━━ Extracted records

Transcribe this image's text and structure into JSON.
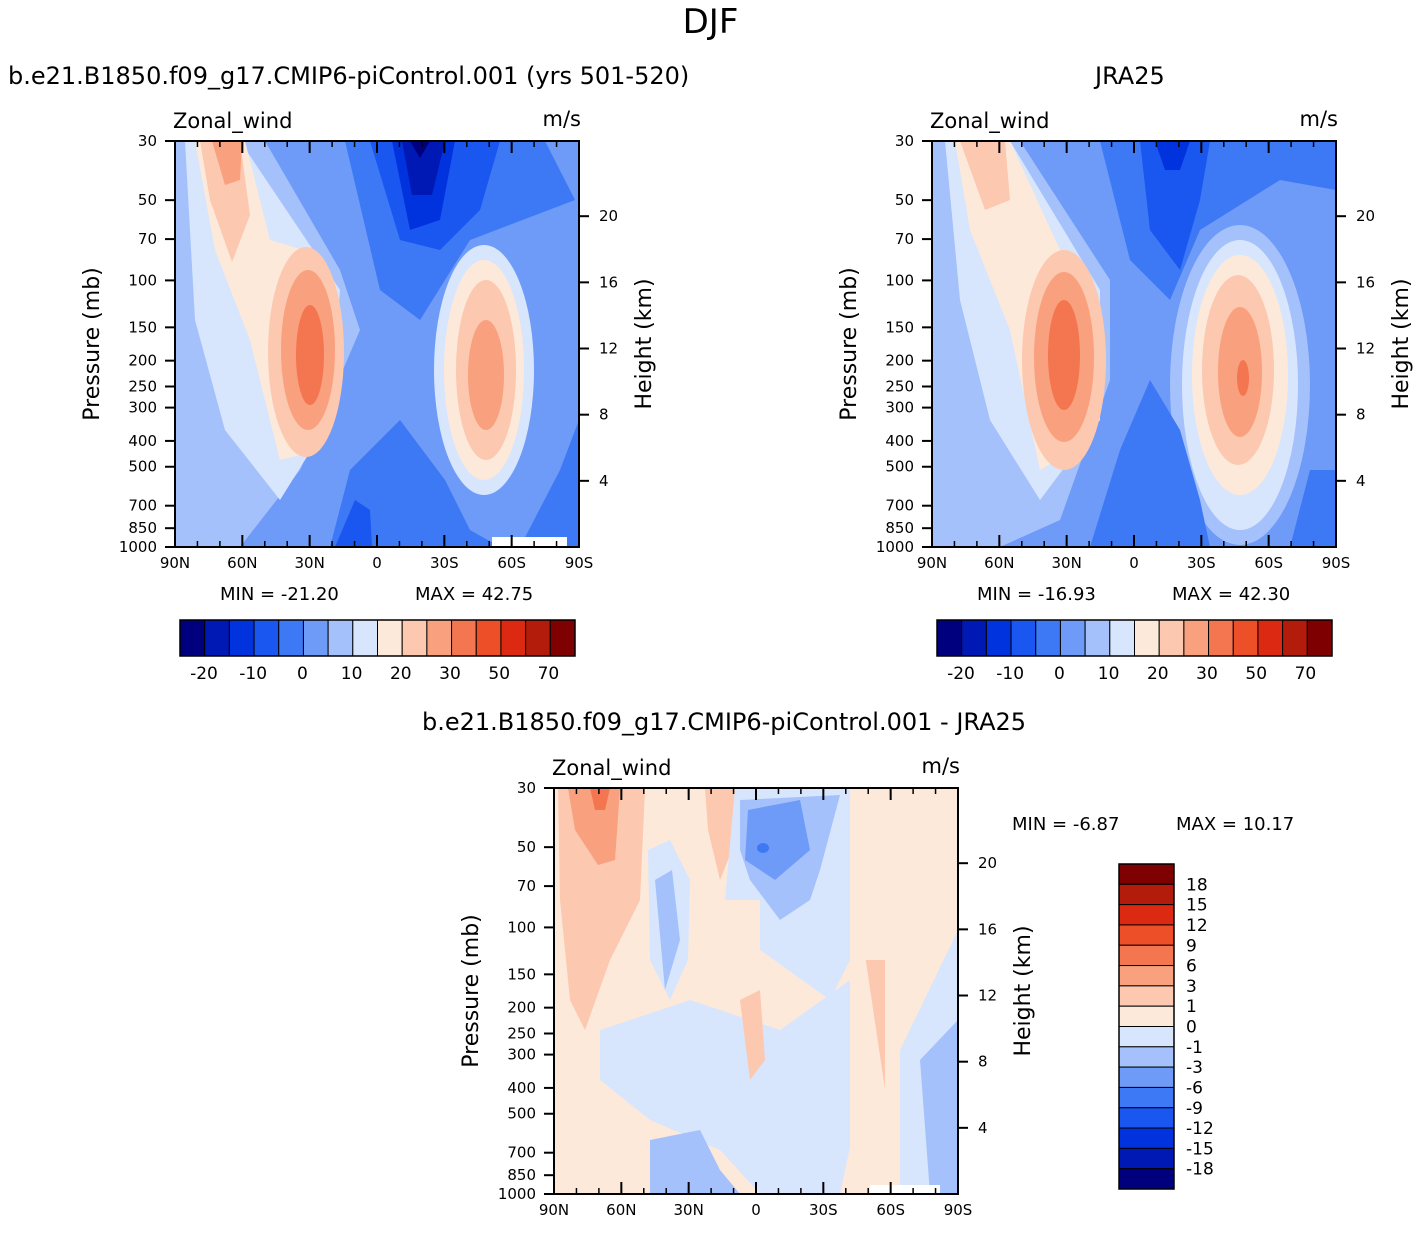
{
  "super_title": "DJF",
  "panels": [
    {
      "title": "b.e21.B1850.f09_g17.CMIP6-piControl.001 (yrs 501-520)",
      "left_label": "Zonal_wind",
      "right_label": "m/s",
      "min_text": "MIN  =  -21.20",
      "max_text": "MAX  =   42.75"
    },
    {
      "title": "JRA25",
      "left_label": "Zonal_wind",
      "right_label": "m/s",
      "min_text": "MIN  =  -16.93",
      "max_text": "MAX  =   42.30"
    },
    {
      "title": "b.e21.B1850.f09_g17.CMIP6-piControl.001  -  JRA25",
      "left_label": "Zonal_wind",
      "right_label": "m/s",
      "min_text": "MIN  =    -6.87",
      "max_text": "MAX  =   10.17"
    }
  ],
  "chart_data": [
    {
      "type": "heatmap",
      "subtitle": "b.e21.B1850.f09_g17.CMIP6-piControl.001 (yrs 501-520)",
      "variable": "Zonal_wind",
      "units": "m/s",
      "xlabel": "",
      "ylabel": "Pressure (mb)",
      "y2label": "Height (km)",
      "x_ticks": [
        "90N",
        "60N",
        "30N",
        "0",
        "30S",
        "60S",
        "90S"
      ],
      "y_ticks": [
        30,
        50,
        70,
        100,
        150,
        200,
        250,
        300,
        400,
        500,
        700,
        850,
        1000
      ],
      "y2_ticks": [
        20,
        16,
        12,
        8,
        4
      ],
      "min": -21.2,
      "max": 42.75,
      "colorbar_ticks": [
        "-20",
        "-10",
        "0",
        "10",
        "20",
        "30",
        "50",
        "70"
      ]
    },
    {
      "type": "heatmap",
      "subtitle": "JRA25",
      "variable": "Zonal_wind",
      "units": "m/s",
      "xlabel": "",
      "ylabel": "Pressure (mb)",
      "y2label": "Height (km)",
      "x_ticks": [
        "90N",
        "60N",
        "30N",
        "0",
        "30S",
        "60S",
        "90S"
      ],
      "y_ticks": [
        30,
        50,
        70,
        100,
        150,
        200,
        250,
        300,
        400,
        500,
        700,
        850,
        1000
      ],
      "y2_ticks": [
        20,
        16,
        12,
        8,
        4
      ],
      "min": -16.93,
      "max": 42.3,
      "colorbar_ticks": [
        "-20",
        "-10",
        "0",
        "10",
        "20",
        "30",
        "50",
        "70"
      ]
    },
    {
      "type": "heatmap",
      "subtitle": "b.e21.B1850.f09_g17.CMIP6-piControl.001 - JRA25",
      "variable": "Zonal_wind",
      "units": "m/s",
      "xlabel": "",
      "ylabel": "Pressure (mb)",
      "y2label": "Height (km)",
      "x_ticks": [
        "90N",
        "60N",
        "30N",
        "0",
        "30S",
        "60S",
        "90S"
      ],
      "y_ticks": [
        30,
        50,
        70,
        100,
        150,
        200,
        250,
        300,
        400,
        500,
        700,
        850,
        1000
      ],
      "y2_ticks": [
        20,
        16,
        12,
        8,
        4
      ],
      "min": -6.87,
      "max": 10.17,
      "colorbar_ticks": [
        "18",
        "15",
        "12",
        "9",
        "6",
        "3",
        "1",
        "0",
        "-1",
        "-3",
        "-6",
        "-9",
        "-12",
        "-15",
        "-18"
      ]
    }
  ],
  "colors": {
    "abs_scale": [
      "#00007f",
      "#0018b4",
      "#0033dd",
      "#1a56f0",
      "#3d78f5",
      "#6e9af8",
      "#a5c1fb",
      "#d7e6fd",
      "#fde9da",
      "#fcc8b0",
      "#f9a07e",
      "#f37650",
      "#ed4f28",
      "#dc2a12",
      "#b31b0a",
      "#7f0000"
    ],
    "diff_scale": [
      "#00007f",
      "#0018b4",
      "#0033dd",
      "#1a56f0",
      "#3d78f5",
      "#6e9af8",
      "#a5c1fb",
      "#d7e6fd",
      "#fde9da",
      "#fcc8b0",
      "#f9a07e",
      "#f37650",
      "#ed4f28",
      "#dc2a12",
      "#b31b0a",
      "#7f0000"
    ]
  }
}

━━━━
━━ Extracted records

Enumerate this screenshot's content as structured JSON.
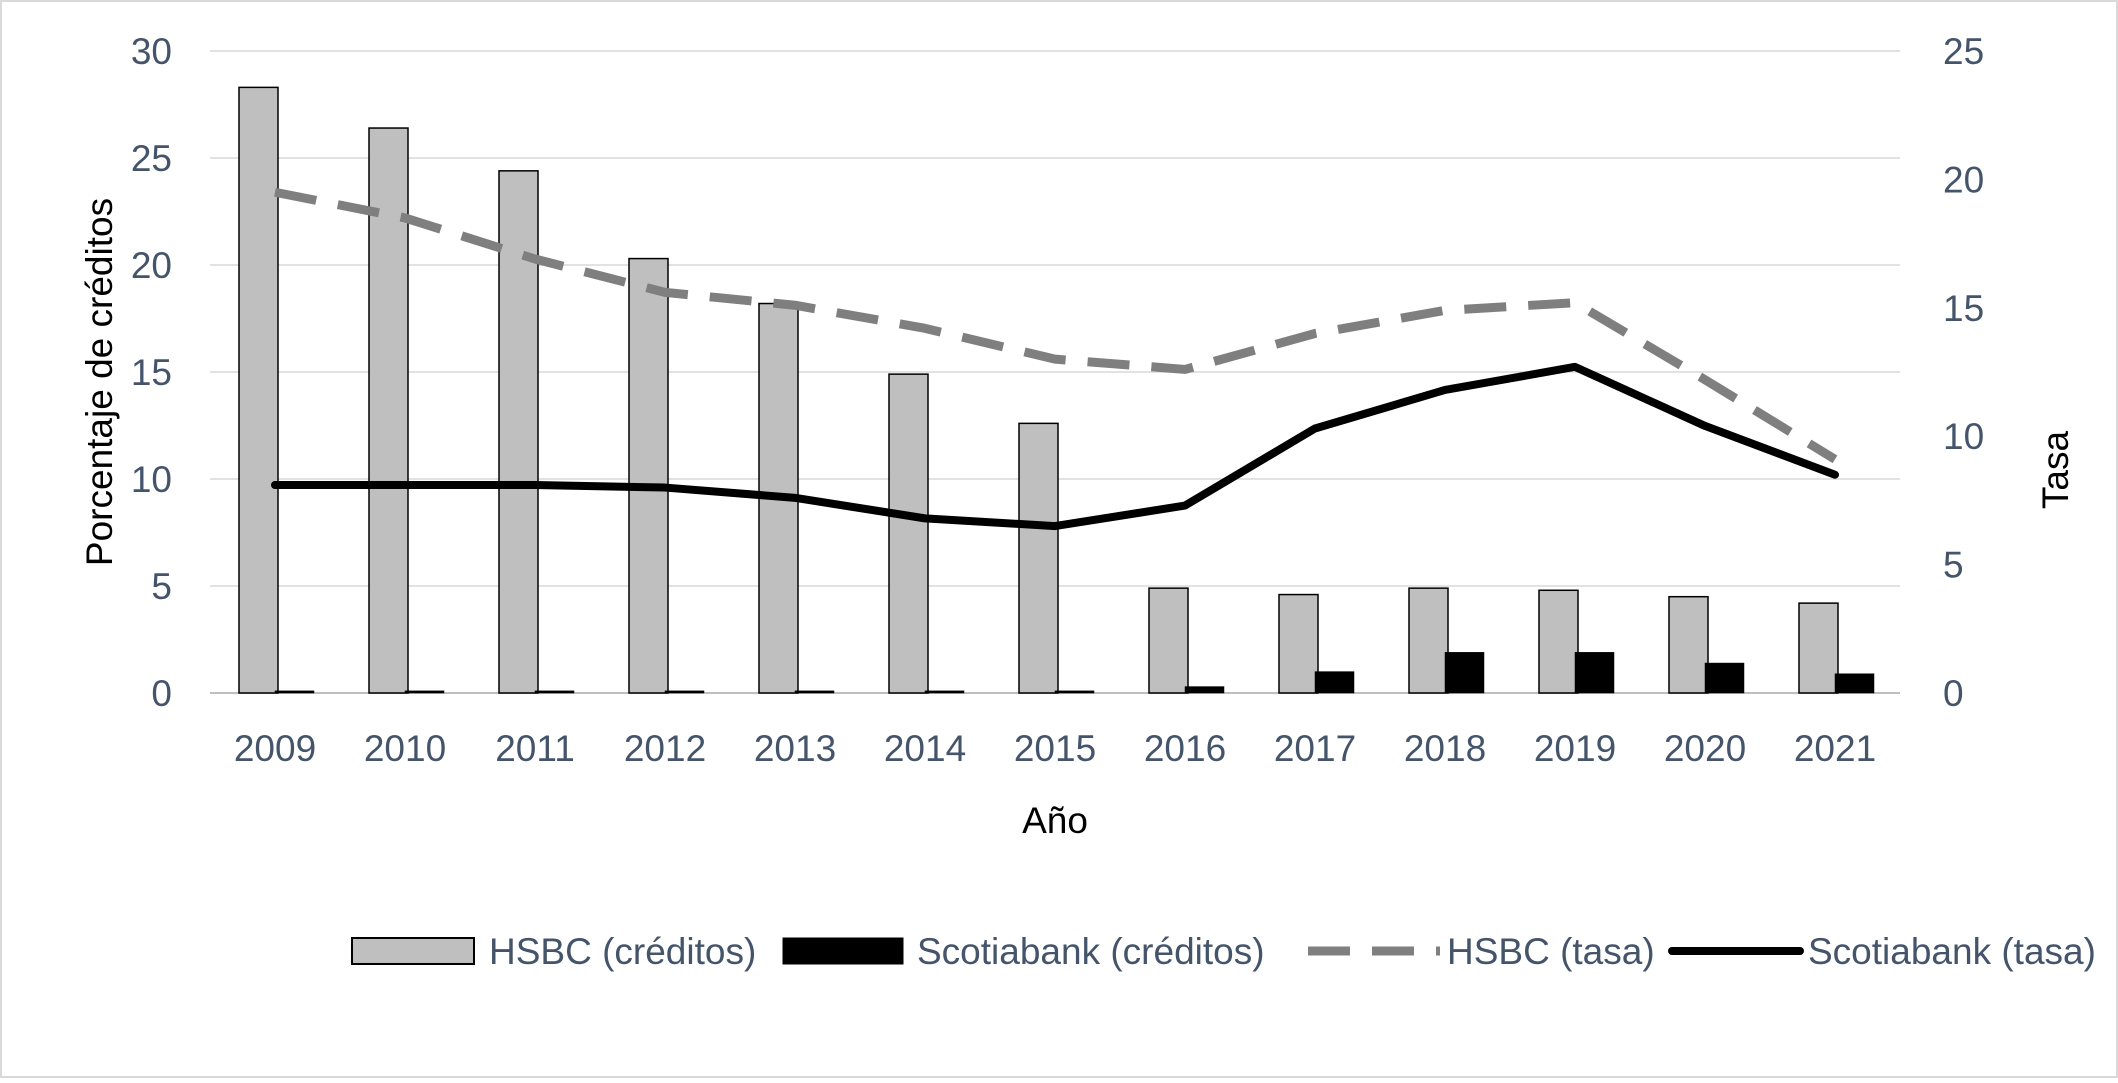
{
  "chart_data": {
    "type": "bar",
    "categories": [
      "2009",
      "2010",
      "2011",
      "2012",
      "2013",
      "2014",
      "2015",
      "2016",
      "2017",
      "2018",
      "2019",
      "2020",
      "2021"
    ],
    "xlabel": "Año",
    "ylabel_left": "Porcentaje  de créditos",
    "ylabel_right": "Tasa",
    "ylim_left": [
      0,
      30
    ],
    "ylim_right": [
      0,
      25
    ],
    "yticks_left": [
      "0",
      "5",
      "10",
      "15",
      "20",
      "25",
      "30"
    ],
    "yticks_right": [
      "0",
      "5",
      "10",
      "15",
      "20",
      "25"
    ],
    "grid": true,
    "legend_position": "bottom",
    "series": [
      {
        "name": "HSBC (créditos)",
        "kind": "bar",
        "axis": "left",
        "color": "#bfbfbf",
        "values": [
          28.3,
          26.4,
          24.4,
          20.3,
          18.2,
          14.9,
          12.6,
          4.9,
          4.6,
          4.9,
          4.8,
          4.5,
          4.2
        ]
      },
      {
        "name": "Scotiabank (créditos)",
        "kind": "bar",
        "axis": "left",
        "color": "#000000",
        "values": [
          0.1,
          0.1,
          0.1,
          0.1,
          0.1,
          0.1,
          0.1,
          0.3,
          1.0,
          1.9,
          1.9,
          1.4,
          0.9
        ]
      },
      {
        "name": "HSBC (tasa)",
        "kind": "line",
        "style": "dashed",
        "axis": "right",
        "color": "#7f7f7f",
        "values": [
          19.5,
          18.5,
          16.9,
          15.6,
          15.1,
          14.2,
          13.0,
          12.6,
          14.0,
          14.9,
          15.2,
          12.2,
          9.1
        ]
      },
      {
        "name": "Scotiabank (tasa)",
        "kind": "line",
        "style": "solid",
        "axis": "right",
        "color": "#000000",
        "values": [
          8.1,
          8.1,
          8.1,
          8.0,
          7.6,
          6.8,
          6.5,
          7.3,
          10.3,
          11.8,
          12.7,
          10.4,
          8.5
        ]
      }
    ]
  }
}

━━━━

**What the exercise asks:**
In the records above, how many lines contain the string "this"? State that number only.

**Task solution:**
2